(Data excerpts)
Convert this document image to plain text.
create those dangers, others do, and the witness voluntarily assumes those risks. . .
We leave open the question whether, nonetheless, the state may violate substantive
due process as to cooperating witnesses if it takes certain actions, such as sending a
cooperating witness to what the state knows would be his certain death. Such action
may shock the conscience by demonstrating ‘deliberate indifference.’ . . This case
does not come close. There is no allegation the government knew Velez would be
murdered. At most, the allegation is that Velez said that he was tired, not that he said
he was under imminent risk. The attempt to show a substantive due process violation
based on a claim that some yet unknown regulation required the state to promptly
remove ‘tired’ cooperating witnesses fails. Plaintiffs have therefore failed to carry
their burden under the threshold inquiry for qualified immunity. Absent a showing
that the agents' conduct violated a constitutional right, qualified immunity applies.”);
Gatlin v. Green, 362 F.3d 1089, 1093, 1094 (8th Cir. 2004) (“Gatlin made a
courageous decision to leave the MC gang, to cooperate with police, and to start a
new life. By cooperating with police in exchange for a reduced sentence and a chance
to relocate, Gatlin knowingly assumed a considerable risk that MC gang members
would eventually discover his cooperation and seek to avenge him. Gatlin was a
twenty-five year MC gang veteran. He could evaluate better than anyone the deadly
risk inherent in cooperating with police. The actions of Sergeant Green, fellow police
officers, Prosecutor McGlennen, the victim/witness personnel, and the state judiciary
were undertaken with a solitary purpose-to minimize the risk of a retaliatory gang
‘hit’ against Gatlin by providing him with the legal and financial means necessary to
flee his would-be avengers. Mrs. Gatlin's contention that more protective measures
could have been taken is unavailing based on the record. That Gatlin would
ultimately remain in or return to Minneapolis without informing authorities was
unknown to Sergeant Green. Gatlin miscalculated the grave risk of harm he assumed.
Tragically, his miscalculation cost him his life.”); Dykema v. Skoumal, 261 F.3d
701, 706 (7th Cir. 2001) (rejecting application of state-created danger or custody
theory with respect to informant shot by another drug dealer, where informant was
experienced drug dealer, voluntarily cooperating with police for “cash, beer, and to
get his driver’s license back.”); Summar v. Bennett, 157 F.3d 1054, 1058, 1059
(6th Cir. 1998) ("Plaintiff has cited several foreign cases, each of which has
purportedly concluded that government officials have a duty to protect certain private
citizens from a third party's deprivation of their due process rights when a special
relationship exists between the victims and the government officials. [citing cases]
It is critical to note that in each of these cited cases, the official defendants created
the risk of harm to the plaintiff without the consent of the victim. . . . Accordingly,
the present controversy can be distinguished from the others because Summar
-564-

Prompt:
Output nothing but the number of lines in the data containing the string "Sergeant".

Exercise output:
2